• [TASK PROMPT]:
Format every line of the items below as a Markdown table with a Row column for the row number and a Line column for the line's text. Leave out blank lines.

+++ RECORDS SHOWN

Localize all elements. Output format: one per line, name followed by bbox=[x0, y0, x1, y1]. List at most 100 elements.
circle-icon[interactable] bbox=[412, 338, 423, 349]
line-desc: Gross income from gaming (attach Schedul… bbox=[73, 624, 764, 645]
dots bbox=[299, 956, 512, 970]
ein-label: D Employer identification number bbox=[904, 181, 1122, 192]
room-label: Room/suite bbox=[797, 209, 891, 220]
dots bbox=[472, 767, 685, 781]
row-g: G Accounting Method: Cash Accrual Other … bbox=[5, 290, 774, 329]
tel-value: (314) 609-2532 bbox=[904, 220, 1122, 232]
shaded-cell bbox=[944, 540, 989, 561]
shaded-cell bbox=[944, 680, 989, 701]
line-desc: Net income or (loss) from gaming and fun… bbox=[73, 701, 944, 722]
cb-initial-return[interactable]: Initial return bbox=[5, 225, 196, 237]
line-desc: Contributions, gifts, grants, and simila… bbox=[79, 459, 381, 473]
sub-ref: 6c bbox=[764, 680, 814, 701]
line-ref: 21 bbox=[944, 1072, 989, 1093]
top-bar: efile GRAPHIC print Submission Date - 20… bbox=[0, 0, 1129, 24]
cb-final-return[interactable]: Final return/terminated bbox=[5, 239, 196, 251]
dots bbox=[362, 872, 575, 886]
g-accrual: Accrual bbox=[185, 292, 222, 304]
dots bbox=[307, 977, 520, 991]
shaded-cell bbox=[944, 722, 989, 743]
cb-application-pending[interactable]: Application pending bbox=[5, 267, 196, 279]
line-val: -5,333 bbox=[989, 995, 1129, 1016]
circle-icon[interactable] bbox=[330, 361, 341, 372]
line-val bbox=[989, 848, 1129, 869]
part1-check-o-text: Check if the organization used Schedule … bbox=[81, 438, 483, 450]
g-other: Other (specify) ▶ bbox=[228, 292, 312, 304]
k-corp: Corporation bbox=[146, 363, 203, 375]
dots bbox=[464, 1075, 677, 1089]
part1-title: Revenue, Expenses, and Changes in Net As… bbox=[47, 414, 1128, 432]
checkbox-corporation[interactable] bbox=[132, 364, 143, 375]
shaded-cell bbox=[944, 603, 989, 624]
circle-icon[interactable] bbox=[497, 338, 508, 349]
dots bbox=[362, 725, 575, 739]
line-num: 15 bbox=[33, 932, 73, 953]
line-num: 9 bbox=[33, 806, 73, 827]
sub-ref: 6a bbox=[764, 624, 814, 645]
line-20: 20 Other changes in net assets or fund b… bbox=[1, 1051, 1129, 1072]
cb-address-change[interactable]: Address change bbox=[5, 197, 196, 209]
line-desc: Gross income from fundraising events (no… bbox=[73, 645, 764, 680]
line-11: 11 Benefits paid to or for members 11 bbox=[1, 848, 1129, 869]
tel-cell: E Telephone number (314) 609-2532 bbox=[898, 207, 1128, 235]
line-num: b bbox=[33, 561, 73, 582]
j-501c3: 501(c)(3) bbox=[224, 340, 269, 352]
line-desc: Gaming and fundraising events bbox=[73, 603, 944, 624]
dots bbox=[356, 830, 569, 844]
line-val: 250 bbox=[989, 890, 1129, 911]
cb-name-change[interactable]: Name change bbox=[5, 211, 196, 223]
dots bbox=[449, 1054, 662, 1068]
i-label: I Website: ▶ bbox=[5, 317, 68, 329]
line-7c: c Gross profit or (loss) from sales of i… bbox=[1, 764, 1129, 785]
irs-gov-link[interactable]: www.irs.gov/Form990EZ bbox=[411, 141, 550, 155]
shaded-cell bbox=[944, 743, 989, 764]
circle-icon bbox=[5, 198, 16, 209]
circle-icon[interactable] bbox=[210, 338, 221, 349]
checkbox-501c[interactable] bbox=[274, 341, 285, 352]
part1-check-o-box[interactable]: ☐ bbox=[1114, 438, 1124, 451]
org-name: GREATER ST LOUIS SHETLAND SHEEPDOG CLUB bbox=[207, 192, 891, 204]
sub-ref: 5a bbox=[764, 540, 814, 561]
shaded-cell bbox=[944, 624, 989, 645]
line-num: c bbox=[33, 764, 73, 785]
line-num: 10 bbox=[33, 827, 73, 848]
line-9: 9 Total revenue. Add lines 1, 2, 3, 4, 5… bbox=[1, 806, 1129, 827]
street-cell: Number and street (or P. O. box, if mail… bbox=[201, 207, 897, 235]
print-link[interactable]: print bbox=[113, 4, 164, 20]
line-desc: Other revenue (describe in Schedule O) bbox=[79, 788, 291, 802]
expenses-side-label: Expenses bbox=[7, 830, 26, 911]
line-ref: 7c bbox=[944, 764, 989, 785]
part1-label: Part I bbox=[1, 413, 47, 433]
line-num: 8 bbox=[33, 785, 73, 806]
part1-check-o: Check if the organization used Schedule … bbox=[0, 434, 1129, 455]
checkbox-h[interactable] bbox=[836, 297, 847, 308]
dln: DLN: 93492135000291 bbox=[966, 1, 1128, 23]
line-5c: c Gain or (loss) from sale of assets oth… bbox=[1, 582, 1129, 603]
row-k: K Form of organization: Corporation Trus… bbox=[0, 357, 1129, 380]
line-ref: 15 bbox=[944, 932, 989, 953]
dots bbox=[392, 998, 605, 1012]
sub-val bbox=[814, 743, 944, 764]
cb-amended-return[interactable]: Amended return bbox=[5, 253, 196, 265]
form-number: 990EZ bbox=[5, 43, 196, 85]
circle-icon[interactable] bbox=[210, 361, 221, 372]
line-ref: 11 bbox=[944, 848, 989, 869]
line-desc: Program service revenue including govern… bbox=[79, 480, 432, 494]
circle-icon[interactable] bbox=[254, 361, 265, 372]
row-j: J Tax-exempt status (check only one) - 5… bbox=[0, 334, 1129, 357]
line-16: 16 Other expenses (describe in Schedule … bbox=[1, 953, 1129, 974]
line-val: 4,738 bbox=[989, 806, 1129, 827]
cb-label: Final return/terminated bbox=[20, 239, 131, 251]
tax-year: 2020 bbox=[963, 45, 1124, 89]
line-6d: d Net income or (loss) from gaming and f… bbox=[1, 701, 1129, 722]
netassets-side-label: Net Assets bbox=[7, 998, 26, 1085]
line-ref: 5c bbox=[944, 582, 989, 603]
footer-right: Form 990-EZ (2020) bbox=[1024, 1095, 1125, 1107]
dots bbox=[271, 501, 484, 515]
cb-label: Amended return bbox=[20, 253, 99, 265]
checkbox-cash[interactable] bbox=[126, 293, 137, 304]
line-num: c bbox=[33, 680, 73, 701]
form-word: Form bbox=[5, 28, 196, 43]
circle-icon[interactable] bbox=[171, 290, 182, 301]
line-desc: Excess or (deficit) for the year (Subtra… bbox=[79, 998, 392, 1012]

++++++

• [THE ANSWER]:
| Row | Line |
|---|---|
| 1 | Localize all elements. Output format: one per line, name followed by bbox=[x0, y0, x1, y1]. List at most 100 elements. |
| 2 | circle-icon[interactable] bbox=[412, 338, 423, 349] |
| 3 | line-desc: Gross income from gaming (attach Schedul… bbox=[73, 624, 764, 645] |
| 4 | dots bbox=[299, 956, 512, 970] |
| 5 | ein-label: D Employer identification number bbox=[904, 181, 1122, 192] |
| 6 | room-label: Room/suite bbox=[797, 209, 891, 220] |
| 7 | dots bbox=[472, 767, 685, 781] |
| 8 | row-g: G Accounting Method: Cash Accrual Other … bbox=[5, 290, 774, 329] |
| 9 | tel-value: (314) 609-2532 bbox=[904, 220, 1122, 232] |
| 10 | shaded-cell bbox=[944, 540, 989, 561] |
| 11 | shaded-cell bbox=[944, 680, 989, 701] |
| 12 | line-desc: Net income or (loss) from gaming and fun… bbox=[73, 701, 944, 722] |
| 13 | cb-initial-return[interactable]: Initial return bbox=[5, 225, 196, 237] |
| 14 | line-desc: Contributions, gifts, grants, and simila… bbox=[79, 459, 381, 473] |
| 15 | sub-ref: 6c bbox=[764, 680, 814, 701] |
| 16 | line-ref: 21 bbox=[944, 1072, 989, 1093] |
| 17 | top-bar: efile GRAPHIC print Submission Date - 20… bbox=[0, 0, 1129, 24] |
| 18 | cb-final-return[interactable]: Final return/terminated bbox=[5, 239, 196, 251] |
| 19 | dots bbox=[362, 872, 575, 886] |
| 20 | g-accrual: Accrual bbox=[185, 292, 222, 304] |
| 21 | dots bbox=[307, 977, 520, 991] |
| 22 | shaded-cell bbox=[944, 722, 989, 743] |
| 23 | cb-application-pending[interactable]: Application pending bbox=[5, 267, 196, 279] |
| 24 | line-val: -5,333 bbox=[989, 995, 1129, 1016] |
| 25 | circle-icon[interactable] bbox=[330, 361, 341, 372] |
| 26 | line-val bbox=[989, 848, 1129, 869] |
| 27 | part1-check-o-text: Check if the organization used Schedule … bbox=[81, 438, 483, 450] |
| 28 | g-other: Other (specify) ▶ bbox=[228, 292, 312, 304] |
| 29 | k-corp: Corporation bbox=[146, 363, 203, 375] |
| 30 | dots bbox=[464, 1075, 677, 1089] |
| 31 | part1-title: Revenue, Expenses, and Changes in Net As… bbox=[47, 414, 1128, 432] |
| 32 | checkbox-corporation[interactable] bbox=[132, 364, 143, 375] |
| 33 | shaded-cell bbox=[944, 603, 989, 624] |
| 34 | circle-icon[interactable] bbox=[497, 338, 508, 349] |
| 35 | dots bbox=[362, 725, 575, 739] |
| 36 | line-num: 15 bbox=[33, 932, 73, 953] |
| 37 | line-num: 9 bbox=[33, 806, 73, 827] |
| 38 | sub-ref: 6a bbox=[764, 624, 814, 645] |
| 39 | line-20: 20 Other changes in net assets or fund b… bbox=[1, 1051, 1129, 1072] |
| 40 | cb-address-change[interactable]: Address change bbox=[5, 197, 196, 209] |
| 41 | line-desc: Gross income from fundraising events (no… bbox=[73, 645, 764, 680] |
| 42 | line-11: 11 Benefits paid to or for members 11 bbox=[1, 848, 1129, 869] |
| 43 | tel-cell: E Telephone number (314) 609-2532 bbox=[898, 207, 1128, 235] |
| 44 | line-num: b bbox=[33, 561, 73, 582] |
| 45 | j-501c3: 501(c)(3) bbox=[224, 340, 269, 352] |
| 46 | line-desc: Gaming and fundraising events bbox=[73, 603, 944, 624] |
| 47 | dots bbox=[356, 830, 569, 844] |
| 48 | line-val: 250 bbox=[989, 890, 1129, 911] |
| 49 | cb-name-change[interactable]: Name change bbox=[5, 211, 196, 223] |
| 50 | dots bbox=[449, 1054, 662, 1068] |
| 51 | i-label: I Website: ▶ bbox=[5, 317, 68, 329] |
| 52 | line-7c: c Gross profit or (loss) from sales of i… bbox=[1, 764, 1129, 785] |
| 53 | irs-gov-link[interactable]: www.irs.gov/Form990EZ bbox=[411, 141, 550, 155] |
| 54 | shaded-cell bbox=[944, 743, 989, 764] |
| 55 | circle-icon bbox=[5, 198, 16, 209] |
| 56 | circle-icon[interactable] bbox=[210, 338, 221, 349] |
| 57 | checkbox-501c[interactable] bbox=[274, 341, 285, 352] |
| 58 | part1-check-o-box[interactable]: ☐ bbox=[1114, 438, 1124, 451] |
| 59 | org-name: GREATER ST LOUIS SHETLAND SHEEPDOG CLUB bbox=[207, 192, 891, 204] |
| 60 | sub-ref: 5a bbox=[764, 540, 814, 561] |
| 61 | shaded-cell bbox=[944, 624, 989, 645] |
| 62 | line-num: c bbox=[33, 764, 73, 785] |
| 63 | line-num: 10 bbox=[33, 827, 73, 848] |
| 64 | line-9: 9 Total revenue. Add lines 1, 2, 3, 4, 5… bbox=[1, 806, 1129, 827] |
| 65 | street-cell: Number and street (or P. O. box, if mail… bbox=[201, 207, 897, 235] |
| 66 | print-link[interactable]: print bbox=[113, 4, 164, 20] |
| 67 | line-desc: Other revenue (describe in Schedule O) bbox=[79, 788, 291, 802] |
| 68 | expenses-side-label: Expenses bbox=[7, 830, 26, 911] |
| 69 | line-ref: 7c bbox=[944, 764, 989, 785] |
| 70 | part1-label: Part I bbox=[1, 413, 47, 433] |
| 71 | line-num: 8 bbox=[33, 785, 73, 806] |
| 72 | part1-check-o: Check if the organization used Schedule … bbox=[0, 434, 1129, 455] |
| 73 | checkbox-h[interactable] bbox=[836, 297, 847, 308] |
| 74 | dln: DLN: 93492135000291 bbox=[966, 1, 1128, 23] |
| 75 | line-5c: c Gain or (loss) from sale of assets oth… bbox=[1, 582, 1129, 603] |
| 76 | row-k: K Form of organization: Corporation Trus… bbox=[0, 357, 1129, 380] |
| 77 | line-ref: 15 bbox=[944, 932, 989, 953] |
| 78 | dots bbox=[392, 998, 605, 1012] |
| 79 | sub-val bbox=[814, 743, 944, 764] |
| 80 | cb-amended-return[interactable]: Amended return bbox=[5, 253, 196, 265] |
| 81 | form-number: 990EZ bbox=[5, 43, 196, 85] |
| 82 | circle-icon[interactable] bbox=[210, 361, 221, 372] |
| 83 | line-ref: 11 bbox=[944, 848, 989, 869] |
| 84 | line-desc: Program service revenue including govern… bbox=[79, 480, 432, 494] |
| 85 | circle-icon[interactable] bbox=[254, 361, 265, 372] |
| 86 | row-j: J Tax-exempt status (check only one) - 5… bbox=[0, 334, 1129, 357] |
| 87 | line-16: 16 Other expenses (describe in Schedule … bbox=[1, 953, 1129, 974] |
| 88 | line-val: 4,738 bbox=[989, 806, 1129, 827] |
| 89 | cb-label: Final return/terminated bbox=[20, 239, 131, 251] |
| 90 | tax-year: 2020 bbox=[963, 45, 1124, 89] |
| 91 | line-6d: d Net income or (loss) from gaming and f… bbox=[1, 701, 1129, 722] |
| 92 | netassets-side-label: Net Assets bbox=[7, 998, 26, 1085] |
| 93 | line-ref: 5c bbox=[944, 582, 989, 603] |
| 94 | footer-right: Form 990-EZ (2020) bbox=[1024, 1095, 1125, 1107] |
| 95 | dots bbox=[271, 501, 484, 515] |
| 96 | cb-label: Amended return bbox=[20, 253, 99, 265] |
| 97 | checkbox-cash[interactable] bbox=[126, 293, 137, 304] |
| 98 | line-num: c bbox=[33, 680, 73, 701] |
| 99 | form-word: Form bbox=[5, 28, 196, 43] |
| 100 | circle-icon[interactable] bbox=[171, 290, 182, 301] |
| 101 | line-desc: Excess or (deficit) for the year (Subtra… bbox=[79, 998, 392, 1012] |